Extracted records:

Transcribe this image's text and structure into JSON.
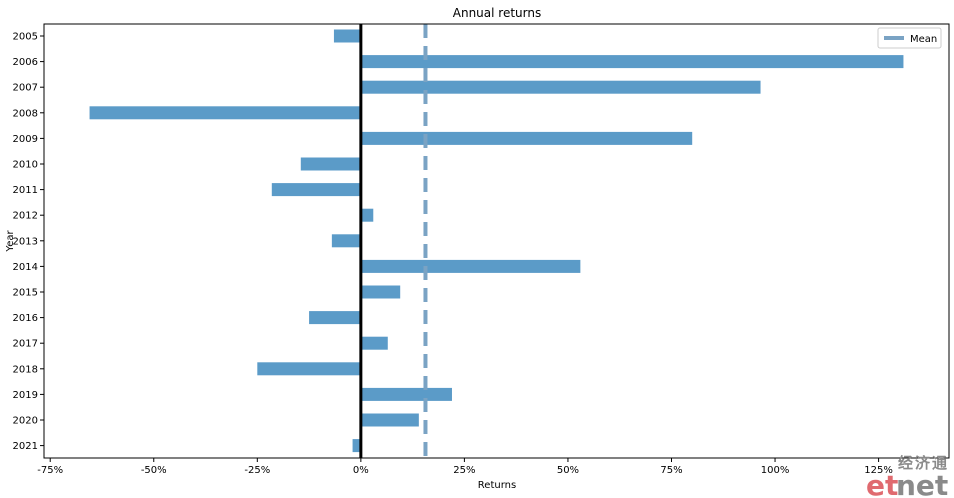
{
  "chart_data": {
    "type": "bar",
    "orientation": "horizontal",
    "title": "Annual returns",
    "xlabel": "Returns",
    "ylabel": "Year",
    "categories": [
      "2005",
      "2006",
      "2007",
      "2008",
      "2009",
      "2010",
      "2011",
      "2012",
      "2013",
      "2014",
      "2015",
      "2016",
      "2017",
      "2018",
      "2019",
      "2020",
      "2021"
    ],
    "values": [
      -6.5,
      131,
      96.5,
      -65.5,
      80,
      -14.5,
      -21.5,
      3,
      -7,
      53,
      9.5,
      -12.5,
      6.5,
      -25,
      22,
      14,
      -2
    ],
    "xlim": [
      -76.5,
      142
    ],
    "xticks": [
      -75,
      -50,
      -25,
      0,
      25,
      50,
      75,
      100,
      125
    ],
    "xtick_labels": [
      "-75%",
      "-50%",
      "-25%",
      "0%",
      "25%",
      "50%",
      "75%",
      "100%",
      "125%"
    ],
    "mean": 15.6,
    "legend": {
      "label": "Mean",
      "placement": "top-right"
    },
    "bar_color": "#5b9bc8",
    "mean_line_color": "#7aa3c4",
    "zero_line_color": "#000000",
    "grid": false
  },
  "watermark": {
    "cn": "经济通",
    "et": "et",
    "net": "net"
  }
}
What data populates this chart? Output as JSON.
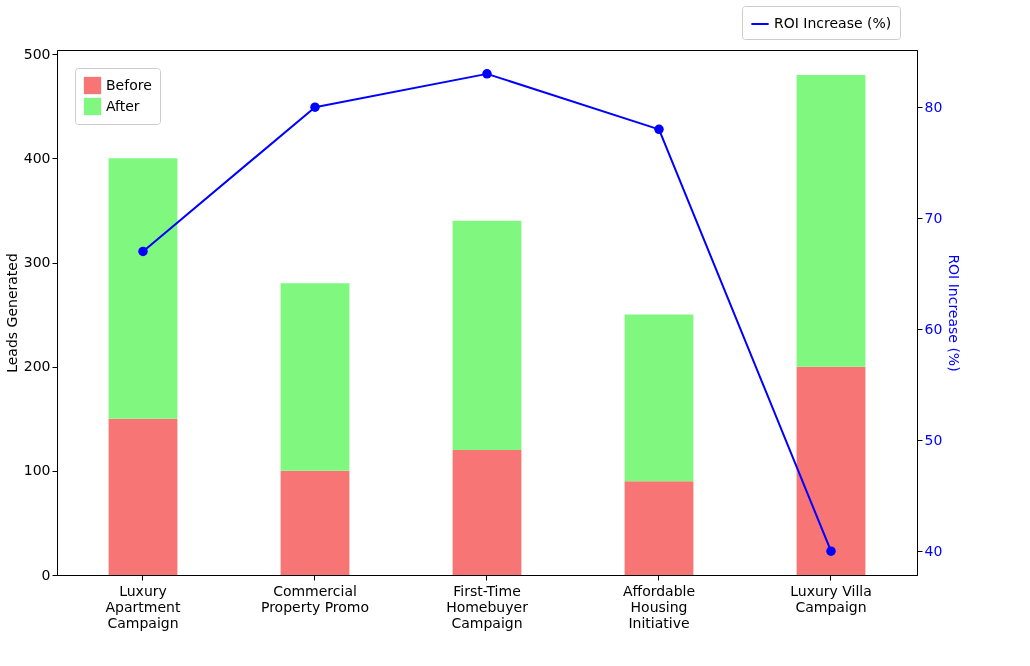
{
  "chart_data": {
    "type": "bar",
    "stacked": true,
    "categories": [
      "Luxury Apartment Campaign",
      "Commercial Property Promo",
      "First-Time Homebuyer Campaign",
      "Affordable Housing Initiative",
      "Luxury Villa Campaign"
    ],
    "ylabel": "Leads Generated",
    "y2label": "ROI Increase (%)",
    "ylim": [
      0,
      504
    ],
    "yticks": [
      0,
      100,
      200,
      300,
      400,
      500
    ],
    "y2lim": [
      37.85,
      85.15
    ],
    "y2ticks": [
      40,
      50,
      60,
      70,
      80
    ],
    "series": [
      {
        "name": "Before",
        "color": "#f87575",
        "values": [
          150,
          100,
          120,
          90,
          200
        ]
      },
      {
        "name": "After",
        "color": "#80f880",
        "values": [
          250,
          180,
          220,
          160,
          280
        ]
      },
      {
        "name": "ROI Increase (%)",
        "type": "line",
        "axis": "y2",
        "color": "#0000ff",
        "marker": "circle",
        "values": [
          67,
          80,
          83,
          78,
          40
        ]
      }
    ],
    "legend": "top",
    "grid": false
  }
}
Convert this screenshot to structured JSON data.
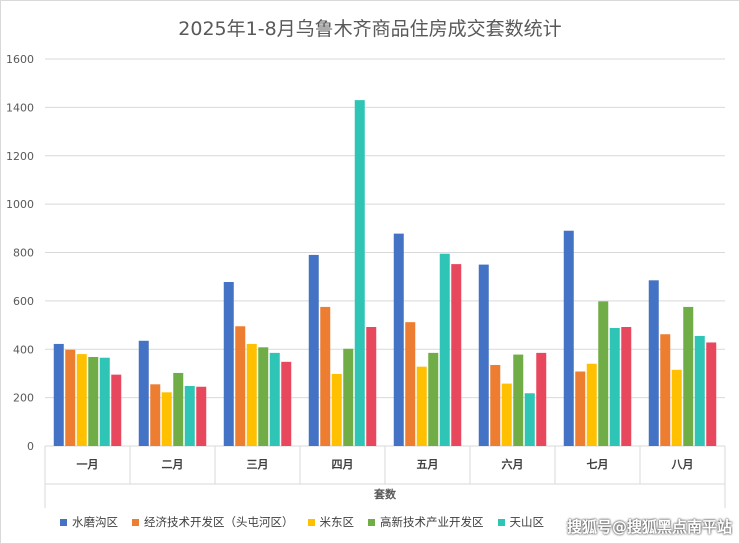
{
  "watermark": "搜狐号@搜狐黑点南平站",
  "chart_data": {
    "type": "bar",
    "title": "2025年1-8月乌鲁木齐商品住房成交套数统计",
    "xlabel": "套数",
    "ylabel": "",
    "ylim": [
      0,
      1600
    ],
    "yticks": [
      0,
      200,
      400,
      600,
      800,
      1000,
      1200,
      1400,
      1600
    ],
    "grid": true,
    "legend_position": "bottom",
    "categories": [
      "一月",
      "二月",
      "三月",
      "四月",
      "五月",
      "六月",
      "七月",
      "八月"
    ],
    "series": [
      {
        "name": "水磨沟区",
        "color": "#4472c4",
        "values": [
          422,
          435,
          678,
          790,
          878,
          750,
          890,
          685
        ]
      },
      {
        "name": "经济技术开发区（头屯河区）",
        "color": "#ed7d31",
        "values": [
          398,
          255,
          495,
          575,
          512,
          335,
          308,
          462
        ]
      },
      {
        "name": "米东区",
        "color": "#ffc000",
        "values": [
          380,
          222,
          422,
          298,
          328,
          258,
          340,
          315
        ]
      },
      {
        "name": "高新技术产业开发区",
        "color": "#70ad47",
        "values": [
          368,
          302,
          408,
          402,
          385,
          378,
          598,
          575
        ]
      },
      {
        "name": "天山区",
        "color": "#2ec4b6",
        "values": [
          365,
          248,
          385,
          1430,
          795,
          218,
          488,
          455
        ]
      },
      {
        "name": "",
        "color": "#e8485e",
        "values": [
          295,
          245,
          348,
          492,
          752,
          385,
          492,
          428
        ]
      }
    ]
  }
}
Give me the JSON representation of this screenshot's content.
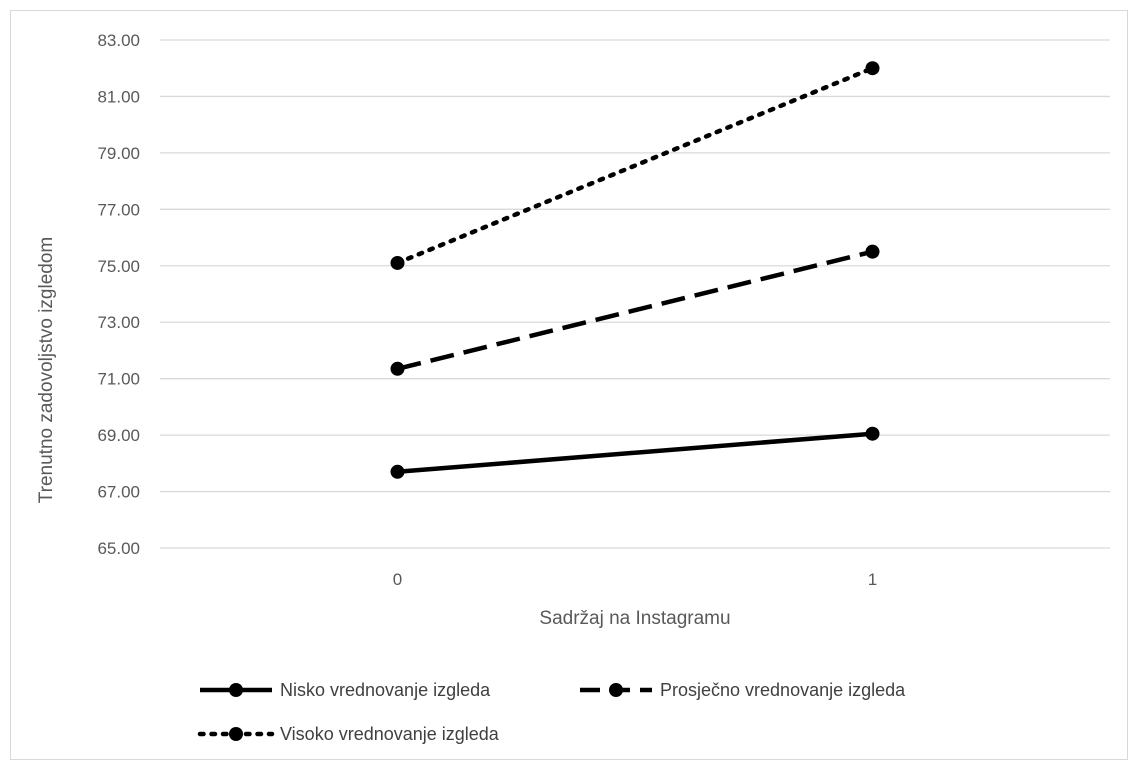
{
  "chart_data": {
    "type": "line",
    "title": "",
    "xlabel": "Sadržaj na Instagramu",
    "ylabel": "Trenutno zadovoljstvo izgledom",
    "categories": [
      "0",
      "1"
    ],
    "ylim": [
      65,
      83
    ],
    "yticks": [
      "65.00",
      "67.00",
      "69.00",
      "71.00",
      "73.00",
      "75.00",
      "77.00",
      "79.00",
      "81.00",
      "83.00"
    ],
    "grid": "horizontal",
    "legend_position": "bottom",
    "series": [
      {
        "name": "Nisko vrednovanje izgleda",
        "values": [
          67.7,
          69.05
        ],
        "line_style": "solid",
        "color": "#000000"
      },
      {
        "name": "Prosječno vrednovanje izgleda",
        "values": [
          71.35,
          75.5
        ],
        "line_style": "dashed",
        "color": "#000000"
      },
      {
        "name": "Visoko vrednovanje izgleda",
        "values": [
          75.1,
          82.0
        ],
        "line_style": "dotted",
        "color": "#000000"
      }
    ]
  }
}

▶ **Instruction**
Repeat the records above exactly, leaving out any pictures they contain.

▶ **Reply to the exercise**
Transcribe this image's text and structure into JSON.
{
  "chart_data": {
    "type": "bar",
    "orientation": "horizontal",
    "title": "Annual returns",
    "xlabel": "Returns",
    "ylabel": "Year",
    "categories": [
      "2005",
      "2006",
      "2007",
      "2008",
      "2009",
      "2010",
      "2011",
      "2012",
      "2013",
      "2014",
      "2015",
      "2016",
      "2017",
      "2018",
      "2019",
      "2020",
      "2021"
    ],
    "values": [
      -6.5,
      131,
      96.5,
      -65.5,
      80,
      -14.5,
      -21.5,
      3,
      -7,
      53,
      9.5,
      -12.5,
      6.5,
      -25,
      22,
      14,
      -2
    ],
    "xlim": [
      -76.5,
      142
    ],
    "xticks": [
      -75,
      -50,
      -25,
      0,
      25,
      50,
      75,
      100,
      125
    ],
    "xtick_labels": [
      "-75%",
      "-50%",
      "-25%",
      "0%",
      "25%",
      "50%",
      "75%",
      "100%",
      "125%"
    ],
    "mean": 15.6,
    "legend": {
      "label": "Mean",
      "placement": "top-right"
    },
    "bar_color": "#5b9bc8",
    "mean_line_color": "#7aa3c4",
    "zero_line_color": "#000000",
    "grid": false
  },
  "watermark": {
    "cn": "经济通",
    "et": "et",
    "net": "net"
  }
}
What data populates this chart? Output as JSON.
{
  "chart_data": {
    "type": "bar",
    "stacked": true,
    "categories": [
      "Luxury Apartment Campaign",
      "Commercial Property Promo",
      "First-Time Homebuyer Campaign",
      "Affordable Housing Initiative",
      "Luxury Villa Campaign"
    ],
    "ylabel": "Leads Generated",
    "y2label": "ROI Increase (%)",
    "ylim": [
      0,
      504
    ],
    "yticks": [
      0,
      100,
      200,
      300,
      400,
      500
    ],
    "y2lim": [
      37.85,
      85.15
    ],
    "y2ticks": [
      40,
      50,
      60,
      70,
      80
    ],
    "series": [
      {
        "name": "Before",
        "color": "#f87575",
        "values": [
          150,
          100,
          120,
          90,
          200
        ]
      },
      {
        "name": "After",
        "color": "#80f880",
        "values": [
          250,
          180,
          220,
          160,
          280
        ]
      },
      {
        "name": "ROI Increase (%)",
        "type": "line",
        "axis": "y2",
        "color": "#0000ff",
        "marker": "circle",
        "values": [
          67,
          80,
          83,
          78,
          40
        ]
      }
    ],
    "legend": "top",
    "grid": false
  }
}
Convert this screenshot to structured JSON data.
{
  "watermark": "搜狐号@搜狐黑点南平站",
  "chart_data": {
    "type": "bar",
    "title": "2025年1-8月乌鲁木齐商品住房成交套数统计",
    "xlabel": "套数",
    "ylabel": "",
    "ylim": [
      0,
      1600
    ],
    "yticks": [
      0,
      200,
      400,
      600,
      800,
      1000,
      1200,
      1400,
      1600
    ],
    "grid": true,
    "legend_position": "bottom",
    "categories": [
      "一月",
      "二月",
      "三月",
      "四月",
      "五月",
      "六月",
      "七月",
      "八月"
    ],
    "series": [
      {
        "name": "水磨沟区",
        "color": "#4472c4",
        "values": [
          422,
          435,
          678,
          790,
          878,
          750,
          890,
          685
        ]
      },
      {
        "name": "经济技术开发区（头屯河区）",
        "color": "#ed7d31",
        "values": [
          398,
          255,
          495,
          575,
          512,
          335,
          308,
          462
        ]
      },
      {
        "name": "米东区",
        "color": "#ffc000",
        "values": [
          380,
          222,
          422,
          298,
          328,
          258,
          340,
          315
        ]
      },
      {
        "name": "高新技术产业开发区",
        "color": "#70ad47",
        "values": [
          368,
          302,
          408,
          402,
          385,
          378,
          598,
          575
        ]
      },
      {
        "name": "天山区",
        "color": "#2ec4b6",
        "values": [
          365,
          248,
          385,
          1430,
          795,
          218,
          488,
          455
        ]
      },
      {
        "name": "",
        "color": "#e8485e",
        "values": [
          295,
          245,
          348,
          492,
          752,
          385,
          492,
          428
        ]
      }
    ]
  }
}
Give me the JSON representation of this screenshot's content.
{
  "chart_data": {
    "type": "line",
    "title": "",
    "xlabel": "Sadržaj na Instagramu",
    "ylabel": "Trenutno zadovoljstvo izgledom",
    "categories": [
      "0",
      "1"
    ],
    "ylim": [
      65,
      83
    ],
    "yticks": [
      "65.00",
      "67.00",
      "69.00",
      "71.00",
      "73.00",
      "75.00",
      "77.00",
      "79.00",
      "81.00",
      "83.00"
    ],
    "grid": "horizontal",
    "legend_position": "bottom",
    "series": [
      {
        "name": "Nisko vrednovanje izgleda",
        "values": [
          67.7,
          69.05
        ],
        "line_style": "solid",
        "color": "#000000"
      },
      {
        "name": "Prosječno vrednovanje izgleda",
        "values": [
          71.35,
          75.5
        ],
        "line_style": "dashed",
        "color": "#000000"
      },
      {
        "name": "Visoko vrednovanje izgleda",
        "values": [
          75.1,
          82.0
        ],
        "line_style": "dotted",
        "color": "#000000"
      }
    ]
  }
}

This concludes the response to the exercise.